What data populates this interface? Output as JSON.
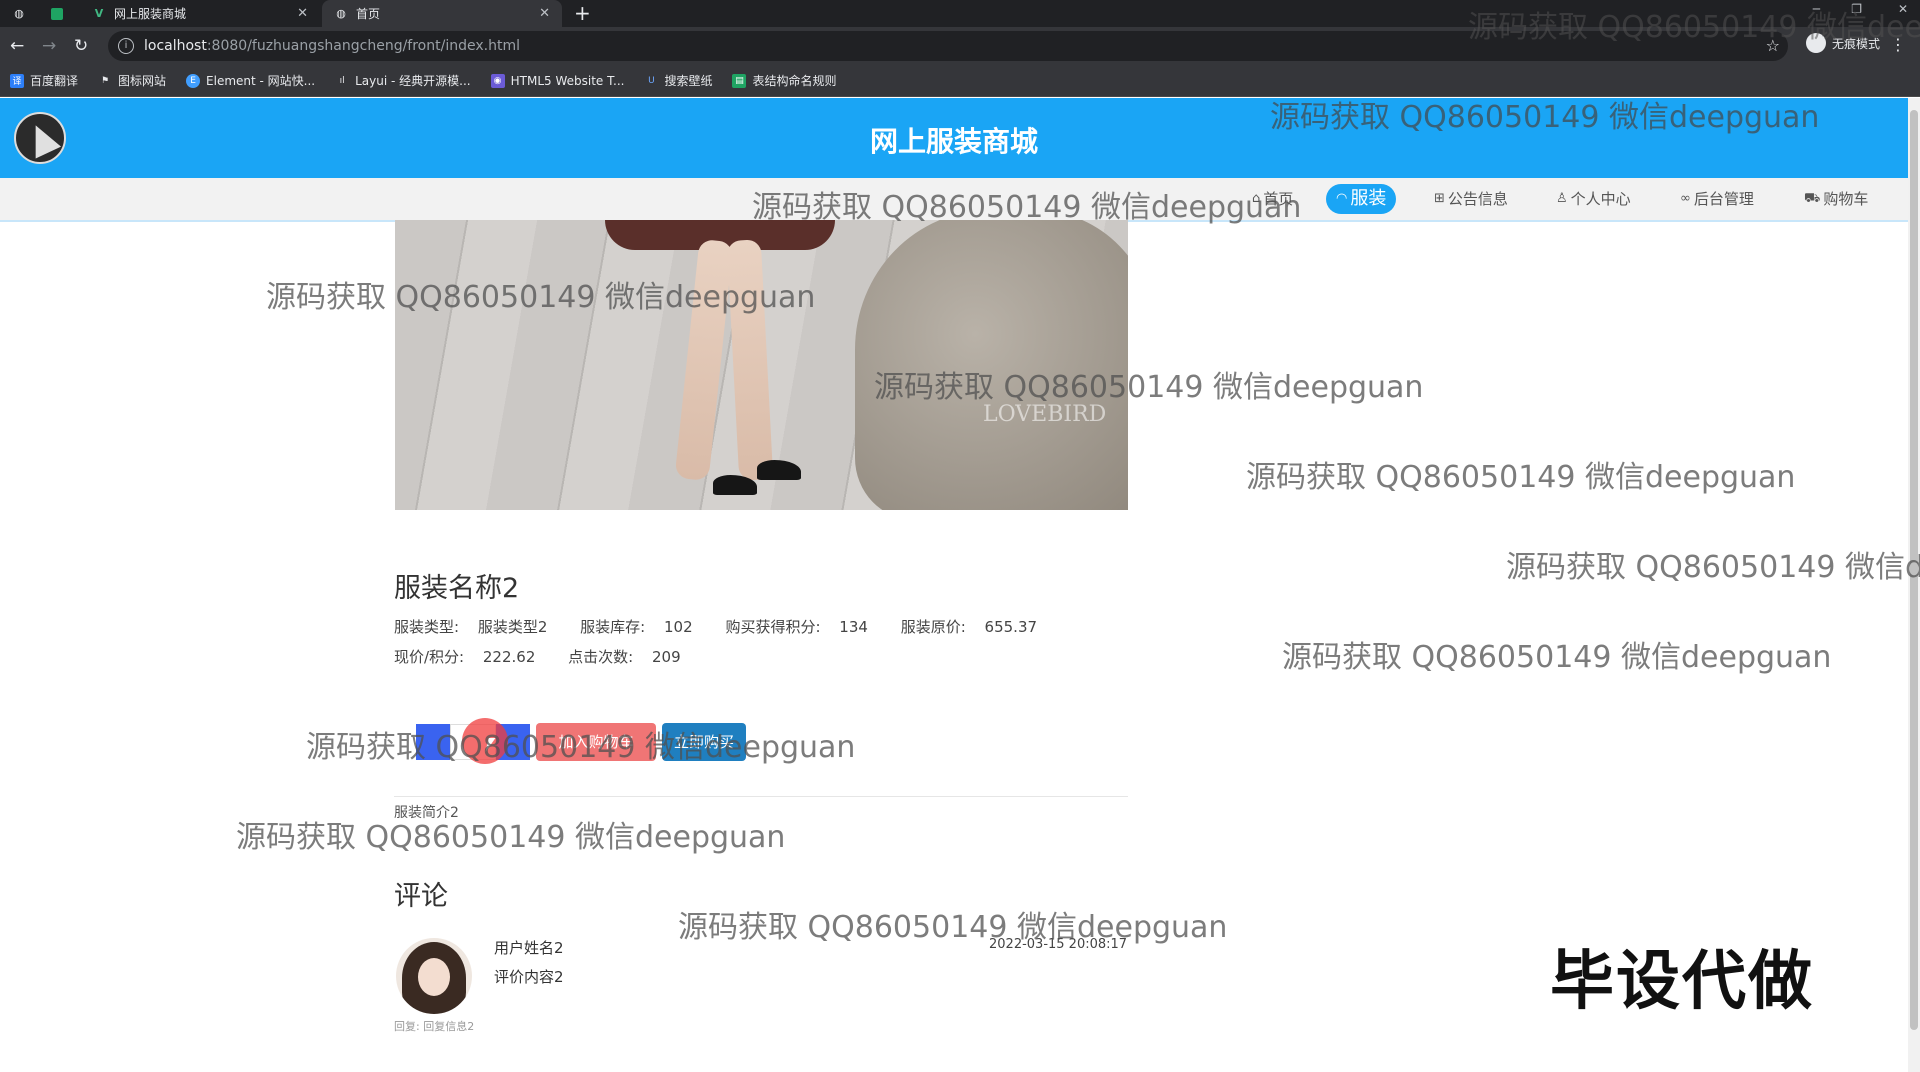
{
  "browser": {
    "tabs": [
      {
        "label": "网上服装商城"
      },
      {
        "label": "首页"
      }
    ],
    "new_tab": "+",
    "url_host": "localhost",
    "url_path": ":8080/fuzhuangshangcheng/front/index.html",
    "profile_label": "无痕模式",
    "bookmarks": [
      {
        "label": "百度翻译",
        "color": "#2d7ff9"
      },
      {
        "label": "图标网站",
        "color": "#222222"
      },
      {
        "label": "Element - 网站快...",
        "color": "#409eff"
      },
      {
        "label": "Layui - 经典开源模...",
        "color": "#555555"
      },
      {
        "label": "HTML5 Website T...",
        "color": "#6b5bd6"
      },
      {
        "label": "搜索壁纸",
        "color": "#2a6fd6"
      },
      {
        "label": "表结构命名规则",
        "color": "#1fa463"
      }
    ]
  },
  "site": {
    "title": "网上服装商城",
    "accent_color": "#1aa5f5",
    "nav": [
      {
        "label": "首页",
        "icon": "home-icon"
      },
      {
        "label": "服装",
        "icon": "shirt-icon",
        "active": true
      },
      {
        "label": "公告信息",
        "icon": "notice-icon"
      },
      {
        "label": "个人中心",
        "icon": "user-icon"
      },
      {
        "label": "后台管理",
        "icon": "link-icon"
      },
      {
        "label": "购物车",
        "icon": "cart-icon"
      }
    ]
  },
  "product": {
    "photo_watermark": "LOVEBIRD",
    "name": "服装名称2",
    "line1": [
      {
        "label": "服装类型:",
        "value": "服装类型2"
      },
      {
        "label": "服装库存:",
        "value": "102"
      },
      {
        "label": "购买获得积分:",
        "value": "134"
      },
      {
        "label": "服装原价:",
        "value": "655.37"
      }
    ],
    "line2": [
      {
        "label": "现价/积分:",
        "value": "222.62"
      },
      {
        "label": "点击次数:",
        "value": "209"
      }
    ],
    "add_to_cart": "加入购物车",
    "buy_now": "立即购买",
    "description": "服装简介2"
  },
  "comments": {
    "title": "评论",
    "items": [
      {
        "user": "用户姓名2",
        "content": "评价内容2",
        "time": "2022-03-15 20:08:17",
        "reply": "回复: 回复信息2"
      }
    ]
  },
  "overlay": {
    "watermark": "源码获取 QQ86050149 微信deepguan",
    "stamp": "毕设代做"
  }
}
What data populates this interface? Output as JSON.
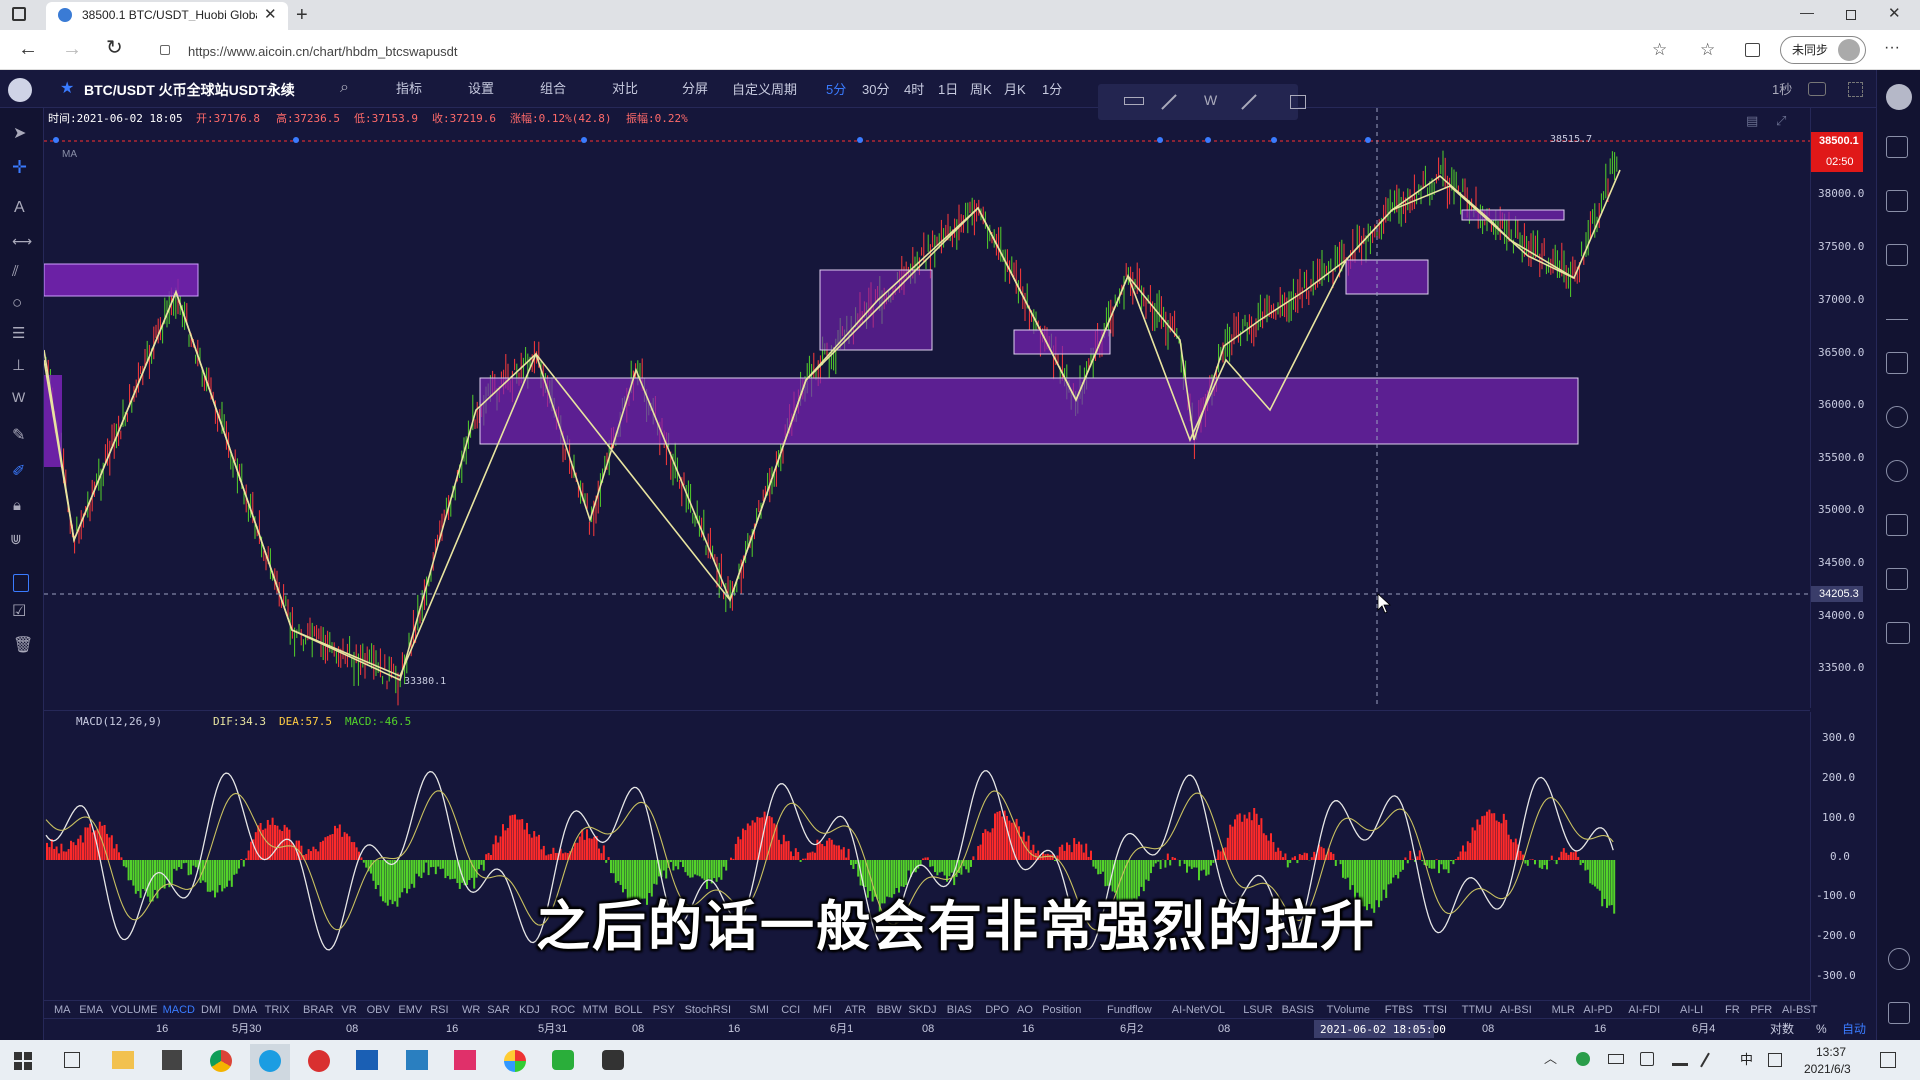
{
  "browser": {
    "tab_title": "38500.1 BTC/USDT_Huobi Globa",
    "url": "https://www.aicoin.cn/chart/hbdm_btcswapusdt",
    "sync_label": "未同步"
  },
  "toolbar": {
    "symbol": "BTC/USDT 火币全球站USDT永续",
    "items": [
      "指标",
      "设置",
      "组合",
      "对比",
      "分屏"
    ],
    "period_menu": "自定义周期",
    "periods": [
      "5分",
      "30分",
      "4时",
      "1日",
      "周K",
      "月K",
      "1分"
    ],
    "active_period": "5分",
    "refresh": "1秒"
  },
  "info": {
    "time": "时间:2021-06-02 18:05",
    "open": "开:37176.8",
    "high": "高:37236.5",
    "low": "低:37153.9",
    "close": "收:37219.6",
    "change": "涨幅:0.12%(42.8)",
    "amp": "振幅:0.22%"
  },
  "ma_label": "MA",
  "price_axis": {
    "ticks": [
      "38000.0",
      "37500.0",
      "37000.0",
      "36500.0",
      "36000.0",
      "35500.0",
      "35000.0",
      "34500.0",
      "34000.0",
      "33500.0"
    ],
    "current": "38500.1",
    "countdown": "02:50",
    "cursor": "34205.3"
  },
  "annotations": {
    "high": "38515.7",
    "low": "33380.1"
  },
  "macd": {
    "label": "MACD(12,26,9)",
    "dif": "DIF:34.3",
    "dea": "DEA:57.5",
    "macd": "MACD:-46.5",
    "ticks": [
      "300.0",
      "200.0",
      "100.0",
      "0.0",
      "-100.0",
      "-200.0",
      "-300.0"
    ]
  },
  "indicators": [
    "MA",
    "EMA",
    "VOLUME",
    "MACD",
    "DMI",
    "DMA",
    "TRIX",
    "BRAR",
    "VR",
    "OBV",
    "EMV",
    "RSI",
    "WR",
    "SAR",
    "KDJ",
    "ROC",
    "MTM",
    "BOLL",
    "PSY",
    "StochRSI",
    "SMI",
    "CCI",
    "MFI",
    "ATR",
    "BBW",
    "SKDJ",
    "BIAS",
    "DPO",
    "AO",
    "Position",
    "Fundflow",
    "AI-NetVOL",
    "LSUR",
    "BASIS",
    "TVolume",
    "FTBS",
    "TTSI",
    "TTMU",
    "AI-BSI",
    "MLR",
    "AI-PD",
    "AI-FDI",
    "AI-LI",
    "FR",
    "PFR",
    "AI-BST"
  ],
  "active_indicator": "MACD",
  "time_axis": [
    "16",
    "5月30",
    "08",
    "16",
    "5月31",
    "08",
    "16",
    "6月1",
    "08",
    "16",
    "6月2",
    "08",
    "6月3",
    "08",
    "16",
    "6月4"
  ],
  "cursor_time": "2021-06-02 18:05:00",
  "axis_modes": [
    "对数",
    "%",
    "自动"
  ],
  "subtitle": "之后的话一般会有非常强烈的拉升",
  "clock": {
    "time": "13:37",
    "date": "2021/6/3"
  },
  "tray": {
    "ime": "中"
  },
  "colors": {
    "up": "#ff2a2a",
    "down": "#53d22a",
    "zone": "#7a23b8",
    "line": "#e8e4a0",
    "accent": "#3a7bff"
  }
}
● ● ● ● ●
* Exercise details *
Write out all the entries exactly, except for the pictures.

* Completed task *
What data populates this interface? Output as JSON.
{
  "browser": {
    "tabs": [
      {
        "label": "网上服装商城"
      },
      {
        "label": "首页"
      }
    ],
    "new_tab": "+",
    "url_host": "localhost",
    "url_path": ":8080/fuzhuangshangcheng/front/index.html",
    "profile_label": "无痕模式",
    "bookmarks": [
      {
        "label": "百度翻译",
        "color": "#2d7ff9"
      },
      {
        "label": "图标网站",
        "color": "#222222"
      },
      {
        "label": "Element - 网站快...",
        "color": "#409eff"
      },
      {
        "label": "Layui - 经典开源模...",
        "color": "#555555"
      },
      {
        "label": "HTML5 Website T...",
        "color": "#6b5bd6"
      },
      {
        "label": "搜索壁纸",
        "color": "#2a6fd6"
      },
      {
        "label": "表结构命名规则",
        "color": "#1fa463"
      }
    ]
  },
  "site": {
    "title": "网上服装商城",
    "accent_color": "#1aa5f5",
    "nav": [
      {
        "label": "首页",
        "icon": "home-icon"
      },
      {
        "label": "服装",
        "icon": "shirt-icon",
        "active": true
      },
      {
        "label": "公告信息",
        "icon": "notice-icon"
      },
      {
        "label": "个人中心",
        "icon": "user-icon"
      },
      {
        "label": "后台管理",
        "icon": "link-icon"
      },
      {
        "label": "购物车",
        "icon": "cart-icon"
      }
    ]
  },
  "product": {
    "photo_watermark": "LOVEBIRD",
    "name": "服装名称2",
    "line1": [
      {
        "label": "服装类型:",
        "value": "服装类型2"
      },
      {
        "label": "服装库存:",
        "value": "102"
      },
      {
        "label": "购买获得积分:",
        "value": "134"
      },
      {
        "label": "服装原价:",
        "value": "655.37"
      }
    ],
    "line2": [
      {
        "label": "现价/积分:",
        "value": "222.62"
      },
      {
        "label": "点击次数:",
        "value": "209"
      }
    ],
    "add_to_cart": "加入购物车",
    "buy_now": "立即购买",
    "description": "服装简介2"
  },
  "comments": {
    "title": "评论",
    "items": [
      {
        "user": "用户姓名2",
        "content": "评价内容2",
        "time": "2022-03-15 20:08:17",
        "reply": "回复: 回复信息2"
      }
    ]
  },
  "overlay": {
    "watermark": "源码获取 QQ86050149 微信deepguan",
    "stamp": "毕设代做"
  }
}
What data populates this interface? Output as JSON.
{
  "browser": {
    "tab_title": "38500.1 BTC/USDT_Huobi Globa",
    "url": "https://www.aicoin.cn/chart/hbdm_btcswapusdt",
    "sync_label": "未同步"
  },
  "toolbar": {
    "symbol": "BTC/USDT 火币全球站USDT永续",
    "items": [
      "指标",
      "设置",
      "组合",
      "对比",
      "分屏"
    ],
    "period_menu": "自定义周期",
    "periods": [
      "5分",
      "30分",
      "4时",
      "1日",
      "周K",
      "月K",
      "1分"
    ],
    "active_period": "5分",
    "refresh": "1秒"
  },
  "info": {
    "time": "时间:2021-06-02 18:05",
    "open": "开:37176.8",
    "high": "高:37236.5",
    "low": "低:37153.9",
    "close": "收:37219.6",
    "change": "涨幅:0.12%(42.8)",
    "amp": "振幅:0.22%"
  },
  "ma_label": "MA",
  "price_axis": {
    "ticks": [
      "38000.0",
      "37500.0",
      "37000.0",
      "36500.0",
      "36000.0",
      "35500.0",
      "35000.0",
      "34500.0",
      "34000.0",
      "33500.0"
    ],
    "current": "38500.1",
    "countdown": "02:50",
    "cursor": "34205.3"
  },
  "annotations": {
    "high": "38515.7",
    "low": "33380.1"
  },
  "macd": {
    "label": "MACD(12,26,9)",
    "dif": "DIF:34.3",
    "dea": "DEA:57.5",
    "macd": "MACD:-46.5",
    "ticks": [
      "300.0",
      "200.0",
      "100.0",
      "0.0",
      "-100.0",
      "-200.0",
      "-300.0"
    ]
  },
  "indicators": [
    "MA",
    "EMA",
    "VOLUME",
    "MACD",
    "DMI",
    "DMA",
    "TRIX",
    "BRAR",
    "VR",
    "OBV",
    "EMV",
    "RSI",
    "WR",
    "SAR",
    "KDJ",
    "ROC",
    "MTM",
    "BOLL",
    "PSY",
    "StochRSI",
    "SMI",
    "CCI",
    "MFI",
    "ATR",
    "BBW",
    "SKDJ",
    "BIAS",
    "DPO",
    "AO",
    "Position",
    "Fundflow",
    "AI-NetVOL",
    "LSUR",
    "BASIS",
    "TVolume",
    "FTBS",
    "TTSI",
    "TTMU",
    "AI-BSI",
    "MLR",
    "AI-PD",
    "AI-FDI",
    "AI-LI",
    "FR",
    "PFR",
    "AI-BST"
  ],
  "active_indicator": "MACD",
  "time_axis": [
    "16",
    "5月30",
    "08",
    "16",
    "5月31",
    "08",
    "16",
    "6月1",
    "08",
    "16",
    "6月2",
    "08",
    "6月3",
    "08",
    "16",
    "6月4"
  ],
  "cursor_time": "2021-06-02 18:05:00",
  "axis_modes": [
    "对数",
    "%",
    "自动"
  ],
  "subtitle": "之后的话一般会有非常强烈的拉升",
  "clock": {
    "time": "13:37",
    "date": "2021/6/3"
  },
  "tray": {
    "ime": "中"
  },
  "colors": {
    "up": "#ff2a2a",
    "down": "#53d22a",
    "zone": "#7a23b8",
    "line": "#e8e4a0",
    "accent": "#3a7bff"
  }
}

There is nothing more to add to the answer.